What the task asks> Restate the entries below word for word, omitting nothing.

━━━━━━━━━━━━━━━━━━━━━━━━━━━━━━

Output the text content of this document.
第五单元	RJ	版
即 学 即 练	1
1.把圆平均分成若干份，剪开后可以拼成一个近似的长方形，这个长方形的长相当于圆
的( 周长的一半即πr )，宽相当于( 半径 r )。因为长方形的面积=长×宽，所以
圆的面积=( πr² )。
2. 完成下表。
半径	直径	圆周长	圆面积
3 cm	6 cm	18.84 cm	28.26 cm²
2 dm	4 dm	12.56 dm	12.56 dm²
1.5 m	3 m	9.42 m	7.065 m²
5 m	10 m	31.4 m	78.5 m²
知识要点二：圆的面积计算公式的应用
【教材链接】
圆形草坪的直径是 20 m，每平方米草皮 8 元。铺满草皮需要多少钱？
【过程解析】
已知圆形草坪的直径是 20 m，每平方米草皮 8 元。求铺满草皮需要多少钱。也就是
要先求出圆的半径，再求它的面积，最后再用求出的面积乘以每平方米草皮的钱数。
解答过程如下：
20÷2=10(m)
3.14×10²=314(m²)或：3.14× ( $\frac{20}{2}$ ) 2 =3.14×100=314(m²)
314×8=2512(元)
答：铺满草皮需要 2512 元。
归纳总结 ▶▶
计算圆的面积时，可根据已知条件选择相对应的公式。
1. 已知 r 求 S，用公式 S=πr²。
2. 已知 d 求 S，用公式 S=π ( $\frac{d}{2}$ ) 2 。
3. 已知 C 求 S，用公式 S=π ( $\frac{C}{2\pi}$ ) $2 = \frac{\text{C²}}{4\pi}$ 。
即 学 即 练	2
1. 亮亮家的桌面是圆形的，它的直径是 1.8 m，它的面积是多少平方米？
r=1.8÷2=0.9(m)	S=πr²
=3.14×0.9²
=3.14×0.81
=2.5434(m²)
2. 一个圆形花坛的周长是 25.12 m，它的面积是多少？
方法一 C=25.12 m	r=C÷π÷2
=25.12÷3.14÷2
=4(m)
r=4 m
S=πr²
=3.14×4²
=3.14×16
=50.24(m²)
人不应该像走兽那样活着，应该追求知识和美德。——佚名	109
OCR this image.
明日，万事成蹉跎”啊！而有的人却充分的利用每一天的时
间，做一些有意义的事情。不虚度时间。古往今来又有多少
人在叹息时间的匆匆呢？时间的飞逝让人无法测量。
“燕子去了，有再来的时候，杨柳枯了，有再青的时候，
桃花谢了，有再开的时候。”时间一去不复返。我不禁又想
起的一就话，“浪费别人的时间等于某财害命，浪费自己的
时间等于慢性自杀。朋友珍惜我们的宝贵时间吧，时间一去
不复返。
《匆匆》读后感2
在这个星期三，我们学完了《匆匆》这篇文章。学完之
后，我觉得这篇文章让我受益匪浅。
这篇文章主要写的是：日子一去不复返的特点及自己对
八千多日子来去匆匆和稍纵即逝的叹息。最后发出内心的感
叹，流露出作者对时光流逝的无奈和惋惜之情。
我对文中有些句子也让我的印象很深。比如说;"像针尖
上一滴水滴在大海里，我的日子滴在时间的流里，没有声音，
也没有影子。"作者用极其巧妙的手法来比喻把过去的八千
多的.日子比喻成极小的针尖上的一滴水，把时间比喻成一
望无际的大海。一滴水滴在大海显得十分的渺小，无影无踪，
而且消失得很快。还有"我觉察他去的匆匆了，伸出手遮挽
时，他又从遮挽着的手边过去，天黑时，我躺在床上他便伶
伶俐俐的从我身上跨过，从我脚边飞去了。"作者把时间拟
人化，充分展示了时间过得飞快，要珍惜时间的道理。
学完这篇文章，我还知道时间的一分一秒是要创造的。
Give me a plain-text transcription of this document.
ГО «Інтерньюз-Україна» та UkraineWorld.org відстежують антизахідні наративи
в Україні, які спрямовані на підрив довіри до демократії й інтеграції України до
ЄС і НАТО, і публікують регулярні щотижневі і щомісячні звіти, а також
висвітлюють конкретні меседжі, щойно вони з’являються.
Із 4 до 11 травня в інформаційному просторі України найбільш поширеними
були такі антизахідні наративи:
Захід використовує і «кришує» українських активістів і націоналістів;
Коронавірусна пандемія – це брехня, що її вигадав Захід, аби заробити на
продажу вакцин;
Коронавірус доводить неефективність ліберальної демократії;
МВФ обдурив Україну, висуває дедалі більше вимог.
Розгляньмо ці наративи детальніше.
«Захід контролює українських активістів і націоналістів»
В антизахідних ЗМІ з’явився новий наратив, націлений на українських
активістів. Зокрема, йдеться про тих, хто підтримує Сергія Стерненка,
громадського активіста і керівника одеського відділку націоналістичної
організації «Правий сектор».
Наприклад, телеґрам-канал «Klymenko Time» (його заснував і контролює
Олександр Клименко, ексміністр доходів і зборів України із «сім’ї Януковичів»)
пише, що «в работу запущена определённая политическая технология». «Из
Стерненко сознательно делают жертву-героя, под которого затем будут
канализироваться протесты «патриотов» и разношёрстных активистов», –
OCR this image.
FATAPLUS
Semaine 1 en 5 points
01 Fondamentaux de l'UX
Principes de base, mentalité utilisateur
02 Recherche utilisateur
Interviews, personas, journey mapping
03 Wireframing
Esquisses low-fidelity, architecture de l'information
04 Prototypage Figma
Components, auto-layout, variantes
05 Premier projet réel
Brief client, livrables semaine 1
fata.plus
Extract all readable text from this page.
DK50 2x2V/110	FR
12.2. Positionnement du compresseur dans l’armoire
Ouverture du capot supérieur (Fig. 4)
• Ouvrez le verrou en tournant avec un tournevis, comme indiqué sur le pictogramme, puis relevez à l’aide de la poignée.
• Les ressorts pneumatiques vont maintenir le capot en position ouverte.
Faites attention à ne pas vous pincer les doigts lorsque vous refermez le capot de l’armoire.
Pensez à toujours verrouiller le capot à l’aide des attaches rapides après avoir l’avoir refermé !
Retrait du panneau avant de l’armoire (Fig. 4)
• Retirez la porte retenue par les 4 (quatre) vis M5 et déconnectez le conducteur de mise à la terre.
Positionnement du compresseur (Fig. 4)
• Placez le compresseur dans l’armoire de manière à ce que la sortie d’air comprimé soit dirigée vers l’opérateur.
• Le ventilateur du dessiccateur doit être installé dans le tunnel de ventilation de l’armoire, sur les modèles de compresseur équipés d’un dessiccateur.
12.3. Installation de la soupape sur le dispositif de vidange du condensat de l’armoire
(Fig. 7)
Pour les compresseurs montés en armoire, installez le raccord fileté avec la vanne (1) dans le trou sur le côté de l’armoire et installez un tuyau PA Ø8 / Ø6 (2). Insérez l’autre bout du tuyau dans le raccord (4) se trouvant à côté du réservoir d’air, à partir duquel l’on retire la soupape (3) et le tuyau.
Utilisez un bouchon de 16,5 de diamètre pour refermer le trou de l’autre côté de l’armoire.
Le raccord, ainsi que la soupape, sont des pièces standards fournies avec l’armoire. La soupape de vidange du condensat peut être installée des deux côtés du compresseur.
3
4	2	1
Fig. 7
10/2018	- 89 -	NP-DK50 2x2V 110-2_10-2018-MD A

━━━━━━━━━━━━━━━━━━━━━━━━━━━━━━

Solved problem>
Output the text content of this document.
第五单元	RJ	版
即 学 即 练	1
1.把圆平均分成若干份，剪开后可以拼成一个近似的长方形，这个长方形的长相当于圆
的( 周长的一半即πr )，宽相当于( 半径 r )。因为长方形的面积=长×宽，所以
圆的面积=( πr² )。
2. 完成下表。
半径	直径	圆周长	圆面积
3 cm	6 cm	18.84 cm	28.26 cm²
2 dm	4 dm	12.56 dm	12.56 dm²
1.5 m	3 m	9.42 m	7.065 m²
5 m	10 m	31.4 m	78.5 m²
知识要点二：圆的面积计算公式的应用
【教材链接】
圆形草坪的直径是 20 m，每平方米草皮 8 元。铺满草皮需要多少钱？
【过程解析】
已知圆形草坪的直径是 20 m，每平方米草皮 8 元。求铺满草皮需要多少钱。也就是
要先求出圆的半径，再求它的面积，最后再用求出的面积乘以每平方米草皮的钱数。
解答过程如下：
20÷2=10(m)
3.14×10²=314(m²)或：3.14× ( $\frac{20}{2}$ ) 2 =3.14×100=314(m²)
314×8=2512(元)
答：铺满草皮需要 2512 元。
归纳总结 ▶▶
计算圆的面积时，可根据已知条件选择相对应的公式。
1. 已知 r 求 S，用公式 S=πr²。
2. 已知 d 求 S，用公式 S=π ( $\frac{d}{2}$ ) 2 。
3. 已知 C 求 S，用公式 S=π ( $\frac{C}{2\pi}$ ) $2 = \frac{\text{C²}}{4\pi}$ 。
即 学 即 练	2
1. 亮亮家的桌面是圆形的，它的直径是 1.8 m，它的面积是多少平方米？
r=1.8÷2=0.9(m)	S=πr²
=3.14×0.9²
=3.14×0.81
=2.5434(m²)
2. 一个圆形花坛的周长是 25.12 m，它的面积是多少？
方法一 C=25.12 m	r=C÷π÷2
=25.12÷3.14÷2
=4(m)
r=4 m
S=πr²
=3.14×4²
=3.14×16
=50.24(m²)
人不应该像走兽那样活着，应该追求知识和美德。——佚名	109
OCR this image.
明日，万事成蹉跎”啊！而有的人却充分的利用每一天的时
间，做一些有意义的事情。不虚度时间。古往今来又有多少
人在叹息时间的匆匆呢？时间的飞逝让人无法测量。
“燕子去了，有再来的时候，杨柳枯了，有再青的时候，
桃花谢了，有再开的时候。”时间一去不复返。我不禁又想
起的一就话，“浪费别人的时间等于某财害命，浪费自己的
时间等于慢性自杀。朋友珍惜我们的宝贵时间吧，时间一去
不复返。
《匆匆》读后感2
在这个星期三，我们学完了《匆匆》这篇文章。学完之
后，我觉得这篇文章让我受益匪浅。
这篇文章主要写的是：日子一去不复返的特点及自己对
八千多日子来去匆匆和稍纵即逝的叹息。最后发出内心的感
叹，流露出作者对时光流逝的无奈和惋惜之情。
我对文中有些句子也让我的印象很深。比如说;"像针尖
上一滴水滴在大海里，我的日子滴在时间的流里，没有声音，
也没有影子。"作者用极其巧妙的手法来比喻把过去的八千
多的.日子比喻成极小的针尖上的一滴水，把时间比喻成一
望无际的大海。一滴水滴在大海显得十分的渺小，无影无踪，
而且消失得很快。还有"我觉察他去的匆匆了，伸出手遮挽
时，他又从遮挽着的手边过去，天黑时，我躺在床上他便伶
伶俐俐的从我身上跨过，从我脚边飞去了。"作者把时间拟
人化，充分展示了时间过得飞快，要珍惜时间的道理。
学完这篇文章，我还知道时间的一分一秒是要创造的。
Give me a plain-text transcription of this document.
ГО «Інтерньюз-Україна» та UkraineWorld.org відстежують антизахідні наративи
в Україні, які спрямовані на підрив довіри до демократії й інтеграції України до
ЄС і НАТО, і публікують регулярні щотижневі і щомісячні звіти, а також
висвітлюють конкретні меседжі, щойно вони з’являються.
Із 4 до 11 травня в інформаційному просторі України найбільш поширеними
були такі антизахідні наративи:
Захід використовує і «кришує» українських активістів і націоналістів;
Коронавірусна пандемія – це брехня, що її вигадав Захід, аби заробити на
продажу вакцин;
Коронавірус доводить неефективність ліберальної демократії;
МВФ обдурив Україну, висуває дедалі більше вимог.
Розгляньмо ці наративи детальніше.
«Захід контролює українських активістів і націоналістів»
В антизахідних ЗМІ з’явився новий наратив, націлений на українських
активістів. Зокрема, йдеться про тих, хто підтримує Сергія Стерненка,
громадського активіста і керівника одеського відділку націоналістичної
організації «Правий сектор».
Наприклад, телеґрам-канал «Klymenko Time» (його заснував і контролює
Олександр Клименко, ексміністр доходів і зборів України із «сім’ї Януковичів»)
пише, що «в работу запущена определённая политическая технология». «Из
Стерненко сознательно делают жертву-героя, под которого затем будут
канализироваться протесты «патриотов» и разношёрстных активистов», –
OCR this image.
FATAPLUS
Semaine 1 en 5 points
01 Fondamentaux de l'UX
Principes de base, mentalité utilisateur
02 Recherche utilisateur
Interviews, personas, journey mapping
03 Wireframing
Esquisses low-fidelity, architecture de l'information
04 Prototypage Figma
Components, auto-layout, variantes
05 Premier projet réel
Brief client, livrables semaine 1
fata.plus
Extract all readable text from this page.
DK50 2x2V/110	FR
12.2. Positionnement du compresseur dans l’armoire
Ouverture du capot supérieur (Fig. 4)
• Ouvrez le verrou en tournant avec un tournevis, comme indiqué sur le pictogramme, puis relevez à l’aide de la poignée.
• Les ressorts pneumatiques vont maintenir le capot en position ouverte.
Faites attention à ne pas vous pincer les doigts lorsque vous refermez le capot de l’armoire.
Pensez à toujours verrouiller le capot à l’aide des attaches rapides après avoir l’avoir refermé !
Retrait du panneau avant de l’armoire (Fig. 4)
• Retirez la porte retenue par les 4 (quatre) vis M5 et déconnectez le conducteur de mise à la terre.
Positionnement du compresseur (Fig. 4)
• Placez le compresseur dans l’armoire de manière à ce que la sortie d’air comprimé soit dirigée vers l’opérateur.
• Le ventilateur du dessiccateur doit être installé dans le tunnel de ventilation de l’armoire, sur les modèles de compresseur équipés d’un dessiccateur.
12.3. Installation de la soupape sur le dispositif de vidange du condensat de l’armoire
(Fig. 7)
Pour les compresseurs montés en armoire, installez le raccord fileté avec la vanne (1) dans le trou sur le côté de l’armoire et installez un tuyau PA Ø8 / Ø6 (2). Insérez l’autre bout du tuyau dans le raccord (4) se trouvant à côté du réservoir d’air, à partir duquel l’on retire la soupape (3) et le tuyau.
Utilisez un bouchon de 16,5 de diamètre pour refermer le trou de l’autre côté de l’armoire.
Le raccord, ainsi que la soupape, sont des pièces standards fournies avec l’armoire. La soupape de vidange du condensat peut être installée des deux côtés du compresseur.
3
4	2	1
Fig. 7
10/2018	- 89 -	NP-DK50 2x2V 110-2_10-2018-MD A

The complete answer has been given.